::: Dataset entries

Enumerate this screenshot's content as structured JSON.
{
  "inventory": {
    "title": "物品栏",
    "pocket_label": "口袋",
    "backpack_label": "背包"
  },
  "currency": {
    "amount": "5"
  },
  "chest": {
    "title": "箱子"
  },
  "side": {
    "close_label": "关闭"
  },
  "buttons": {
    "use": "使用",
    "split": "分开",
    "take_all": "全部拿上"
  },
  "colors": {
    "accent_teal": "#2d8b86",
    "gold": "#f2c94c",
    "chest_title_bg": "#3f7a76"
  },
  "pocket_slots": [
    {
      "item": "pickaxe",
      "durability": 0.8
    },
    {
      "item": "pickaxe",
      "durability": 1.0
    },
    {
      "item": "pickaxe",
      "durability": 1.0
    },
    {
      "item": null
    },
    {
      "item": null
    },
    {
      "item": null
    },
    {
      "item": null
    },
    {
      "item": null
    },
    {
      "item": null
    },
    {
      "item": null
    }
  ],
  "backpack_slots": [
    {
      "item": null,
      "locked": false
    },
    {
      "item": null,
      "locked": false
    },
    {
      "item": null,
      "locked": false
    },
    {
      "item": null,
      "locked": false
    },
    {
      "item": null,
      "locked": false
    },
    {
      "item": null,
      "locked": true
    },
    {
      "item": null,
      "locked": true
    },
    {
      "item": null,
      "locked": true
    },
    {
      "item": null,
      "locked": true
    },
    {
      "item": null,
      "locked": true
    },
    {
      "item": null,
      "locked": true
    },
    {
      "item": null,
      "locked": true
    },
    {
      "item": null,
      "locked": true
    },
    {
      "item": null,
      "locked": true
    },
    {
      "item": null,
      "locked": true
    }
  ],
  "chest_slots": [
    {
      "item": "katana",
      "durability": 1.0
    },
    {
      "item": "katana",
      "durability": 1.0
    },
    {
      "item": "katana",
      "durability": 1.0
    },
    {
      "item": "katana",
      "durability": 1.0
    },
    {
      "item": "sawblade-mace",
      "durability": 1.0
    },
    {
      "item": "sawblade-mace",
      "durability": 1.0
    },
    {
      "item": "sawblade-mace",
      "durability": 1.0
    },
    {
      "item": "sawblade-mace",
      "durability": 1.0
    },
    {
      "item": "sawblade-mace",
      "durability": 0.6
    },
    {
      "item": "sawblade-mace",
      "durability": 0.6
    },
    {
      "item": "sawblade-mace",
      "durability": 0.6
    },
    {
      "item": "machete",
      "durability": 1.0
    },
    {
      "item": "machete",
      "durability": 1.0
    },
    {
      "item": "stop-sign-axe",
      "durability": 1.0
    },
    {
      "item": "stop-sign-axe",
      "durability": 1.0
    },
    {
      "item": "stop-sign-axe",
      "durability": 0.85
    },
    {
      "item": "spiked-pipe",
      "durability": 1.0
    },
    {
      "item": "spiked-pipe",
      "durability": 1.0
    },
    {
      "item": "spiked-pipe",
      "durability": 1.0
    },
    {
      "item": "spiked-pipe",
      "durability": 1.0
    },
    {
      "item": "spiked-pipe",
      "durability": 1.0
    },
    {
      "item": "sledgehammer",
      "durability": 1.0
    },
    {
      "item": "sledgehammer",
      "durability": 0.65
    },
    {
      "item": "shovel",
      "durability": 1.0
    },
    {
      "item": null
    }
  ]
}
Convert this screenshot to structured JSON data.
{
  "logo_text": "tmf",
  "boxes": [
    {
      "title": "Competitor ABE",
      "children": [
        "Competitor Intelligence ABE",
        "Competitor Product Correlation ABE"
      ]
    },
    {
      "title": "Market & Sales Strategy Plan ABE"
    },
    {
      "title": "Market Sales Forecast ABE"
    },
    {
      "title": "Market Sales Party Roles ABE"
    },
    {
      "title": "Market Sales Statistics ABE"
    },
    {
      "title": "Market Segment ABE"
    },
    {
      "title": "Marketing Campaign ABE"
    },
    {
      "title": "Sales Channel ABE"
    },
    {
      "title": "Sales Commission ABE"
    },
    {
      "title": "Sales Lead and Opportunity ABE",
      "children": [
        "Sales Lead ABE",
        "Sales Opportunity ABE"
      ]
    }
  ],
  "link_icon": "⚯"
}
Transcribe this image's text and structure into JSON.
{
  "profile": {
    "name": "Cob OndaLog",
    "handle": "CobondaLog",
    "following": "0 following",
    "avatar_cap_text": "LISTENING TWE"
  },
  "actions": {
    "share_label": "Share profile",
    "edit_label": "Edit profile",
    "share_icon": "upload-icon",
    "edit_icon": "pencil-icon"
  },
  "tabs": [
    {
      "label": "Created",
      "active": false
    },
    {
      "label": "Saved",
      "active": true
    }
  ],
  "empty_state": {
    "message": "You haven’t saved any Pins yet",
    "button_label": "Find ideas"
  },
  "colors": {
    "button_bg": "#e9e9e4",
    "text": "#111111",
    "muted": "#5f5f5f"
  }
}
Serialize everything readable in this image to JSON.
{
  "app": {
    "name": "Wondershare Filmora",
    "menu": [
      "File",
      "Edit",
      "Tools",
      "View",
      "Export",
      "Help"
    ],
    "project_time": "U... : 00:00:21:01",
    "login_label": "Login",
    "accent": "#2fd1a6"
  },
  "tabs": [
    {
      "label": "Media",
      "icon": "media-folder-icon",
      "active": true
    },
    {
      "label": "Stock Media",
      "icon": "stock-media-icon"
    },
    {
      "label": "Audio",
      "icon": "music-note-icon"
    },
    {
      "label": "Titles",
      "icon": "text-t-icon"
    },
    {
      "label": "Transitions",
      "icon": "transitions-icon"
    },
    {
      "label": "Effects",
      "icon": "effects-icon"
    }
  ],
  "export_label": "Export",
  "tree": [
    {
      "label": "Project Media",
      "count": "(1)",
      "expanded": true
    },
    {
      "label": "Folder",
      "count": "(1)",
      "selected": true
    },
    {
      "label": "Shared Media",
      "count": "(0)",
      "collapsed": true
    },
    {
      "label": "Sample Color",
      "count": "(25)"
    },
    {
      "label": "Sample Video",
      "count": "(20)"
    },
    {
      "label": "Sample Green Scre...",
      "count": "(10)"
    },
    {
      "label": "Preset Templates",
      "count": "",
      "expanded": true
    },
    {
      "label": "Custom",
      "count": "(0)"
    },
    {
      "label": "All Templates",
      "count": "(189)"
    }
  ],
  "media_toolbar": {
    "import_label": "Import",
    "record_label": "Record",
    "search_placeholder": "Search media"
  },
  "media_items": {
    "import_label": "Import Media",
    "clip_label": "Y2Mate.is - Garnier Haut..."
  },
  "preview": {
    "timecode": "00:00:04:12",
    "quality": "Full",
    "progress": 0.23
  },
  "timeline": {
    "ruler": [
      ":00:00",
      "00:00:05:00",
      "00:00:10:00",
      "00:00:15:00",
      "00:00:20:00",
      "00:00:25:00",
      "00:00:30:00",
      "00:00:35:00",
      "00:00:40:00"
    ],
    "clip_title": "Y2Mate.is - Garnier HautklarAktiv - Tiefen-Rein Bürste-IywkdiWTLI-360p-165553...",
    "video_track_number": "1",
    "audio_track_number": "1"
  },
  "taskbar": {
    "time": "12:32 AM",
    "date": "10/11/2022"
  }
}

::::::

Scan the entries above and work out how many lines include the word "Lead"; the reply is that number alone.

Result of this task: 2